++++ RECORDS SUPPLIED ++++

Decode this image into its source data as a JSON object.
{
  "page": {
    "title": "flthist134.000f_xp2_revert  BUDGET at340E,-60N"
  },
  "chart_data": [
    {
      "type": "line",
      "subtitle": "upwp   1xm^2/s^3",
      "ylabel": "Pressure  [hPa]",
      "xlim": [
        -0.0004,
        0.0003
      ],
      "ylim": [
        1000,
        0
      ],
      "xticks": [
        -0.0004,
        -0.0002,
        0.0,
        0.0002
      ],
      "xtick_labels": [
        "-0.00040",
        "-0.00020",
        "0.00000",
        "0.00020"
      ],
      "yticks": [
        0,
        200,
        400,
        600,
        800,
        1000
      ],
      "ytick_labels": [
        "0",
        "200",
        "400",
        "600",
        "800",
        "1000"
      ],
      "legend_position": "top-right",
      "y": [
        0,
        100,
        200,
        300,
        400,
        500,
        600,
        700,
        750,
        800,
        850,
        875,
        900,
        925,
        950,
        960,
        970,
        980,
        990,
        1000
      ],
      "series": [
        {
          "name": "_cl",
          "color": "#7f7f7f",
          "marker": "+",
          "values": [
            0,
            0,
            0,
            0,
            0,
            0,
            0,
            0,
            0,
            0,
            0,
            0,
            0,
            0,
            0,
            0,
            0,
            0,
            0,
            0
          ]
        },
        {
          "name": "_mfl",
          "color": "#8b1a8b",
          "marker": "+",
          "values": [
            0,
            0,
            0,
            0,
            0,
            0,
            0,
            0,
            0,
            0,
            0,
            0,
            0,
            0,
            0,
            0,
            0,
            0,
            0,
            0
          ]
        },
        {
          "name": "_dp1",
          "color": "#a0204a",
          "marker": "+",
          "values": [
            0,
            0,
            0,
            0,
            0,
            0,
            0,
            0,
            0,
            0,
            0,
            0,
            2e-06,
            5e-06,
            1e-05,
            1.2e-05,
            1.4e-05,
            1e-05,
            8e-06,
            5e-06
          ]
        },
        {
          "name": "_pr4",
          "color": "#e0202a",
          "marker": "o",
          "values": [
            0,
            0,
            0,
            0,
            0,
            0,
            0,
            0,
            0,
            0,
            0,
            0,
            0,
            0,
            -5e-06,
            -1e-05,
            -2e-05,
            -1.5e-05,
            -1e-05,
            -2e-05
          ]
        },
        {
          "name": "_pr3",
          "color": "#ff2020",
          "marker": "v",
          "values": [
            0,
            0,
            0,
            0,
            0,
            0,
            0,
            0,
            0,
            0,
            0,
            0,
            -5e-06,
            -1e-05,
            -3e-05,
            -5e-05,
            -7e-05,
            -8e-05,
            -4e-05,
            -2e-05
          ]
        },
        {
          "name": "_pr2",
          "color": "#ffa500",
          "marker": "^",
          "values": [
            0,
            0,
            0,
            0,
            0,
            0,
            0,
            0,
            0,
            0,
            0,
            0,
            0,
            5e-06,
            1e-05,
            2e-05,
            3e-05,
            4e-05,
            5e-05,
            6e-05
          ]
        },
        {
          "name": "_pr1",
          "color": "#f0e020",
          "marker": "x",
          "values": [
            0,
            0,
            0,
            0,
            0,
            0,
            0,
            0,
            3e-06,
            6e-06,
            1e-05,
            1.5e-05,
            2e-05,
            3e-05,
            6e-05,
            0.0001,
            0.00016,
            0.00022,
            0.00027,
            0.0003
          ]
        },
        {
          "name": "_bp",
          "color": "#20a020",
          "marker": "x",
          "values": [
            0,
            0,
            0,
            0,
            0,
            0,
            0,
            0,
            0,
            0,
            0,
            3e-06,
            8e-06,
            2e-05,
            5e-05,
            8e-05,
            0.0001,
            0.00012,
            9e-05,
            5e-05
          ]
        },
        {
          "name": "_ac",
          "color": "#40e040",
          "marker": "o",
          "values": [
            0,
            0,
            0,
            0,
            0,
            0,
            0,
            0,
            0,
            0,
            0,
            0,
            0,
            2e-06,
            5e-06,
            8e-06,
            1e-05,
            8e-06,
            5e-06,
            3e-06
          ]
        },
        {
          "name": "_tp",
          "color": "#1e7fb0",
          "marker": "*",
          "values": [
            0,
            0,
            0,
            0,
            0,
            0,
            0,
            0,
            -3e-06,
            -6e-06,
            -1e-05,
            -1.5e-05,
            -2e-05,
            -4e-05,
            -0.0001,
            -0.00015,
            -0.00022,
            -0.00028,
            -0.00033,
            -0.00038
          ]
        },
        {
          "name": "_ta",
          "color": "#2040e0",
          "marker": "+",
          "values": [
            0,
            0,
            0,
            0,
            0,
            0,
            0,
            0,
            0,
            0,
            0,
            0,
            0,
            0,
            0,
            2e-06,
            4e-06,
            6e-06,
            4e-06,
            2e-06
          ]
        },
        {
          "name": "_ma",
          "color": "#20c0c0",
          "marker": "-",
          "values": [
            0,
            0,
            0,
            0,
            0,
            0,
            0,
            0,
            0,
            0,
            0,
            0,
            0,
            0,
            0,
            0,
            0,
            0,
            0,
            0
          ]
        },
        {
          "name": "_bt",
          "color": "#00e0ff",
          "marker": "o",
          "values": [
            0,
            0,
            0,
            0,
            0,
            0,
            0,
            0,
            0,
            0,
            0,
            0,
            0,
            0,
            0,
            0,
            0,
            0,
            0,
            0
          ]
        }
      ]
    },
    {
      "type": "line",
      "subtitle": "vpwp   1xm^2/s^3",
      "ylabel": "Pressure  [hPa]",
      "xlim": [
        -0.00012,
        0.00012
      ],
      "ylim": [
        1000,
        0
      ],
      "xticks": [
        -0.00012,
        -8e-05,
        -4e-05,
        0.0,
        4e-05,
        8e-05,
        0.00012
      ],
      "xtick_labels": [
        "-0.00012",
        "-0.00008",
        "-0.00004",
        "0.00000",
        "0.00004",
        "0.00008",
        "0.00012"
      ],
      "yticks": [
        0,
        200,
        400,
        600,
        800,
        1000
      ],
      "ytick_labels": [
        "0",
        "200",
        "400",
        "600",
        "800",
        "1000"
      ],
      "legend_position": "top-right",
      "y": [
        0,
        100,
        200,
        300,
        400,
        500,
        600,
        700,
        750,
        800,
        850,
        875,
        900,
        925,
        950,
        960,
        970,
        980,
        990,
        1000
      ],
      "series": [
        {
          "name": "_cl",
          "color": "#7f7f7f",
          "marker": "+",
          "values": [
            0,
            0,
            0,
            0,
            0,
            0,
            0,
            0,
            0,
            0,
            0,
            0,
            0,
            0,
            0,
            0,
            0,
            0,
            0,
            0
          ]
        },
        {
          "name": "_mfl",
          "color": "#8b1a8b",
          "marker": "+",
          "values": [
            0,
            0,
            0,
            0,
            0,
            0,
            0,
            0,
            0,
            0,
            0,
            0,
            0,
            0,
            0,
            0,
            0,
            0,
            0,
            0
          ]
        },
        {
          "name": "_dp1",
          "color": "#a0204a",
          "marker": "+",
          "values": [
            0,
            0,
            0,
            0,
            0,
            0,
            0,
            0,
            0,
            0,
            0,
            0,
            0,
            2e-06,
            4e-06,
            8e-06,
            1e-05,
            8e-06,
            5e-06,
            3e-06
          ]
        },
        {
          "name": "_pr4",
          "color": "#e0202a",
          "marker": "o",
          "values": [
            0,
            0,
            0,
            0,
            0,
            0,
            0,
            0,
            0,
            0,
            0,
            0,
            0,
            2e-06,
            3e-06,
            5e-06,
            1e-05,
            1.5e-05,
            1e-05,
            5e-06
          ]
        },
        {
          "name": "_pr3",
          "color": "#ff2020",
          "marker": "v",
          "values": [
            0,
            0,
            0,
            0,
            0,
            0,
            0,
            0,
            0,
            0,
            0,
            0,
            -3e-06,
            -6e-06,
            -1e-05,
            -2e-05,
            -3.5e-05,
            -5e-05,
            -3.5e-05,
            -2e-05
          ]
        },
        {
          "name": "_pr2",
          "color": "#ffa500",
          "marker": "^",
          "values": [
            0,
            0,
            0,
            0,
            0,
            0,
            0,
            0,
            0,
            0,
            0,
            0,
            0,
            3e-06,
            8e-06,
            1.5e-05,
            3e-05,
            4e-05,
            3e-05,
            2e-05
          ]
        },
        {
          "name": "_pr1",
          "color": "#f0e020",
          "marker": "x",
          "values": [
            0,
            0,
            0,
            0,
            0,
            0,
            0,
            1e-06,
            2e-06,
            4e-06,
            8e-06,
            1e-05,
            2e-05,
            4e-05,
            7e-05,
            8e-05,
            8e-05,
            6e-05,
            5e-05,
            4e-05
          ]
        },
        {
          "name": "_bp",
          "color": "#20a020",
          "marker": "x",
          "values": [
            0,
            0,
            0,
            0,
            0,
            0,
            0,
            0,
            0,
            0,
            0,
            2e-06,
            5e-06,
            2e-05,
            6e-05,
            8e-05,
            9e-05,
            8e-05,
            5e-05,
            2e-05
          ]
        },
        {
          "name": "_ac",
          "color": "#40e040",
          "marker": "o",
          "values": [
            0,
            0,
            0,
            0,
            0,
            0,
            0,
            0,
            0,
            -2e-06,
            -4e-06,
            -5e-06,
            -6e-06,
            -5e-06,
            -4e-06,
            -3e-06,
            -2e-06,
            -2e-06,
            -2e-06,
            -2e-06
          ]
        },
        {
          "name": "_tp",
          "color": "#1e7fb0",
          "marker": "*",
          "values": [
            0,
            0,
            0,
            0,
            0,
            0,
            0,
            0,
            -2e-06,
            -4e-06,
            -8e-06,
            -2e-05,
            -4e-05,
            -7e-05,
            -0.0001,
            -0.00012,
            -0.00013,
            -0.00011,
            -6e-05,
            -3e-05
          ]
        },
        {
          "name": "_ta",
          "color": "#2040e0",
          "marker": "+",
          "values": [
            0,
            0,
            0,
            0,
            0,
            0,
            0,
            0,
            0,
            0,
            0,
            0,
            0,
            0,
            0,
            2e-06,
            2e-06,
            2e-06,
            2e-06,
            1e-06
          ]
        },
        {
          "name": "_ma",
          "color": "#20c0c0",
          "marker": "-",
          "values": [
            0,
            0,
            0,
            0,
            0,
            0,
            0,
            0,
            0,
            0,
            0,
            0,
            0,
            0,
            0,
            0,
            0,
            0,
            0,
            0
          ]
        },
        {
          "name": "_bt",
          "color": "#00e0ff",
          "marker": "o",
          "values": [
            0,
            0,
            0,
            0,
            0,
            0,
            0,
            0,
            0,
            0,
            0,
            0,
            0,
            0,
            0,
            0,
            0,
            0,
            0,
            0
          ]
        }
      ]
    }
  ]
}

++++

Find all the lines containing "subtitle" in the material, then copy them.

== SOLUTION TO THE PROBLEM ==
      "subtitle": "upwp   1xm^2/s^3",
      "subtitle": "vpwp   1xm^2/s^3",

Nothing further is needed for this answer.